Entries provided:
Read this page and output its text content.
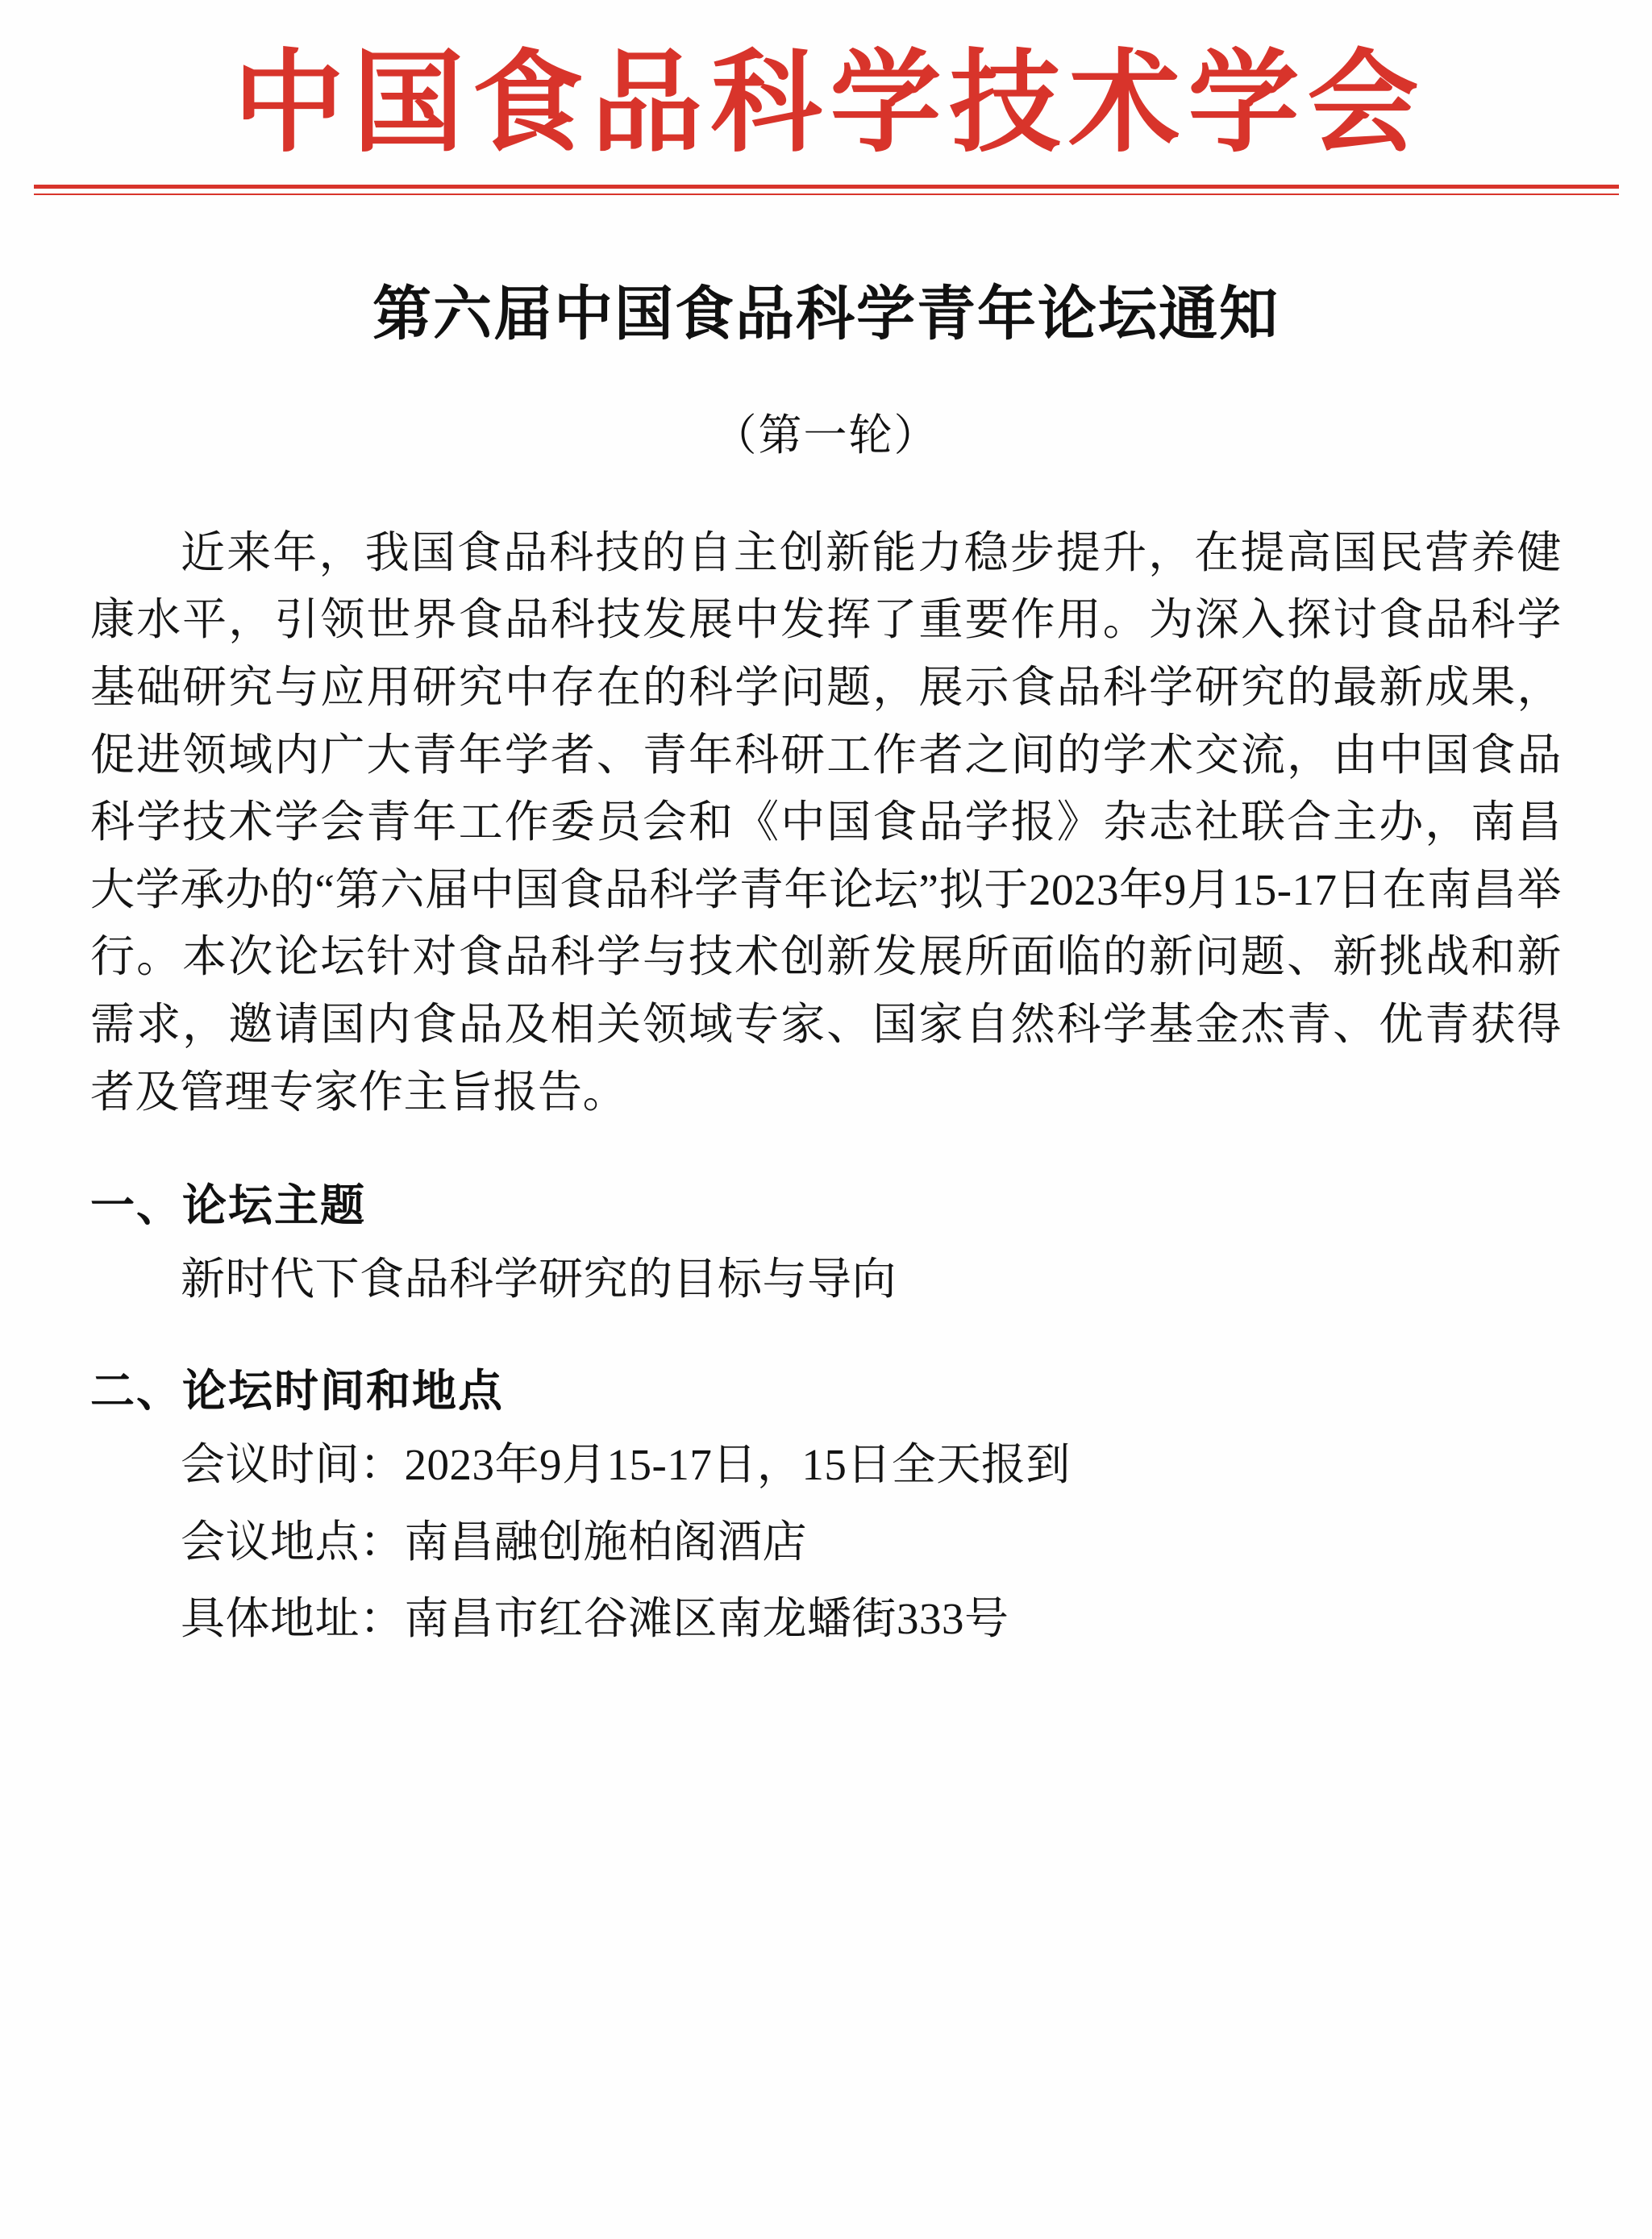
中国食品科学技术学会
第六届中国食品科学青年论坛通知
（第一轮）

近来年，我国食品科技的自主创新能力稳步提升，在提高国民营养健康水平，引领世界食品科技发展中发挥了重要作用。为深入探讨食品科学基础研究与应用研究中存在的科学问题，展示食品科学研究的最新成果，促进领域内广大青年学者、青年科研工作者之间的学术交流，由中国食品科学技术学会青年工作委员会和《中国食品学报》杂志社联合主办，南昌大学承办的“第六届中国食品科学青年论坛”拟于2023年9月15-17日在南昌举行。本次论坛针对食品科学与技术创新发展所面临的新问题、新挑战和新需求，邀请国内食品及相关领域专家、国家自然科学基金杰青、优青获得者及管理专家作主旨报告。

一、论坛主题
新时代下食品科学研究的目标与导向
二、论坛时间和地点
会议时间：2023年9月15-17日，15日全天报到
会议地点：南昌融创施柏阁酒店
具体地址：南昌市红谷滩区南龙蟠街333号
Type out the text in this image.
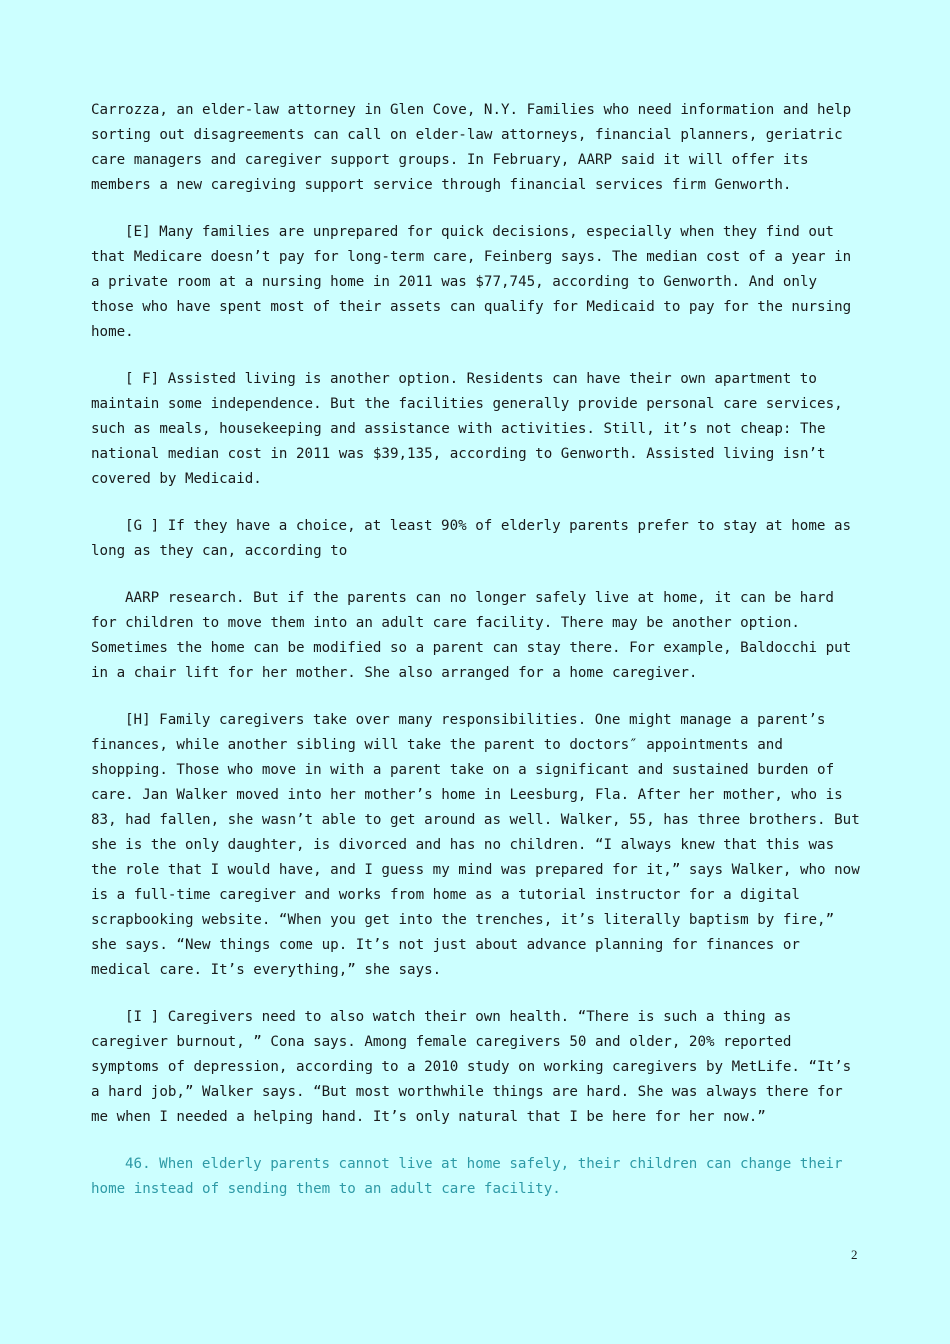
Carrozza, an elder-law attorney in Glen Cove, N.Y. Families who need information and help sorting out disagreements can call on elder-law attorneys, financial planners, geriatric care managers and caregiver support groups. In February, AARP said it will offer its members a new caregiving support service through financial services firm Genworth.

[E] Many families are unprepared for quick decisions, especially when they find out that Medicare doesn’t pay for long-term care, Feinberg says. The median cost of a year in a private room at a nursing home in 2011 was $77,745, according to Genworth. And only those who have spent most of their assets can qualify for Medicaid to pay for the nursing home.

[ F] Assisted living is another option. Residents can have their own apartment to maintain some independence. But the facilities generally provide personal care services, such as meals, housekeeping and assistance with activities. Still, it’s not cheap: The national median cost in 2011 was $39,135, according to Genworth. Assisted living isn’t covered by Medicaid.

[G ] If they have a choice, at least 90% of elderly parents prefer to stay at home as long as they can, according to

AARP research. But if the parents can no longer safely live at home, it can be hard for children to move them into an adult care facility. There may be another option. Sometimes the home can be modified so a parent can stay there. For example, Baldocchi put in a chair lift for her mother. She also arranged for a home caregiver.

[H] Family caregivers take over many responsibilities. One might manage a parent’s finances, while another sibling will take the parent to doctors″ appointments and shopping. Those who move in with a parent take on a significant and sustained burden of care. Jan Walker moved into her mother’s home in Leesburg, Fla. After her mother, who is 83, had fallen, she wasn’t able to get around as well. Walker, 55, has three brothers. But she is the only daughter, is divorced and has no children. “I always knew that this was the role that I would have, and I guess my mind was prepared for it,” says Walker, who now is a full-time caregiver and works from home as a tutorial instructor for a digital scrapbooking website. “When you get into the trenches, it’s literally baptism by fire,” she says. “New things come up. It’s not just about advance planning for finances or medical care. It’s everything,” she says.

[I ] Caregivers need to also watch their own health. “There is such a thing as caregiver burnout, ” Cona says. Among female caregivers 50 and older, 20% reported symptoms of depression, according to a 2010 study on working caregivers by MetLife. “It’s a hard job,” Walker says. “But most worthwhile things are hard. She was always there for me when I needed a helping hand. It’s only natural that I be here for her now.”

46. When elderly parents cannot live at home safely, their children can change their home instead of sending them to an adult care facility.

2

What you are asked to do: Transcribe the complete set of entries verbatim. No pictures belong in the copy.

Answer in full:
Read this page and output its text content.
中国食品科学技术学会
第六届中国食品科学青年论坛通知
（第一轮）

近来年，我国食品科技的自主创新能力稳步提升，在提高国民营养健康水平，引领世界食品科技发展中发挥了重要作用。为深入探讨食品科学基础研究与应用研究中存在的科学问题，展示食品科学研究的最新成果，促进领域内广大青年学者、青年科研工作者之间的学术交流，由中国食品科学技术学会青年工作委员会和《中国食品学报》杂志社联合主办，南昌大学承办的“第六届中国食品科学青年论坛”拟于2023年9月15-17日在南昌举行。本次论坛针对食品科学与技术创新发展所面临的新问题、新挑战和新需求，邀请国内食品及相关领域专家、国家自然科学基金杰青、优青获得者及管理专家作主旨报告。

一、论坛主题
新时代下食品科学研究的目标与导向
二、论坛时间和地点
会议时间：2023年9月15-17日，15日全天报到
会议地点：南昌融创施柏阁酒店
具体地址：南昌市红谷滩区南龙蟠街333号
Type out the text in this image.
Carrozza, an elder-law attorney in Glen Cove, N.Y. Families who need information and help sorting out disagreements can call on elder-law attorneys, financial planners, geriatric care managers and caregiver support groups. In February, AARP said it will offer its members a new caregiving support service through financial services firm Genworth.

[E] Many families are unprepared for quick decisions, especially when they find out that Medicare doesn’t pay for long-term care, Feinberg says. The median cost of a year in a private room at a nursing home in 2011 was $77,745, according to Genworth. And only those who have spent most of their assets can qualify for Medicaid to pay for the nursing home.

[ F] Assisted living is another option. Residents can have their own apartment to maintain some independence. But the facilities generally provide personal care services, such as meals, housekeeping and assistance with activities. Still, it’s not cheap: The national median cost in 2011 was $39,135, according to Genworth. Assisted living isn’t covered by Medicaid.

[G ] If they have a choice, at least 90% of elderly parents prefer to stay at home as long as they can, according to

AARP research. But if the parents can no longer safely live at home, it can be hard for children to move them into an adult care facility. There may be another option. Sometimes the home can be modified so a parent can stay there. For example, Baldocchi put in a chair lift for her mother. She also arranged for a home caregiver.

[H] Family caregivers take over many responsibilities. One might manage a parent’s finances, while another sibling will take the parent to doctors″ appointments and shopping. Those who move in with a parent take on a significant and sustained burden of care. Jan Walker moved into her mother’s home in Leesburg, Fla. After her mother, who is 83, had fallen, she wasn’t able to get around as well. Walker, 55, has three brothers. But she is the only daughter, is divorced and has no children. “I always knew that this was the role that I would have, and I guess my mind was prepared for it,” says Walker, who now is a full-time caregiver and works from home as a tutorial instructor for a digital scrapbooking website. “When you get into the trenches, it’s literally baptism by fire,” she says. “New things come up. It’s not just about advance planning for finances or medical care. It’s everything,” she says.

[I ] Caregivers need to also watch their own health. “There is such a thing as caregiver burnout, ” Cona says. Among female caregivers 50 and older, 20% reported symptoms of depression, according to a 2010 study on working caregivers by MetLife. “It’s a hard job,” Walker says. “But most worthwhile things are hard. She was always there for me when I needed a helping hand. It’s only natural that I be here for her now.”

46. When elderly parents cannot live at home safely, their children can change their home instead of sending them to an adult care facility.

2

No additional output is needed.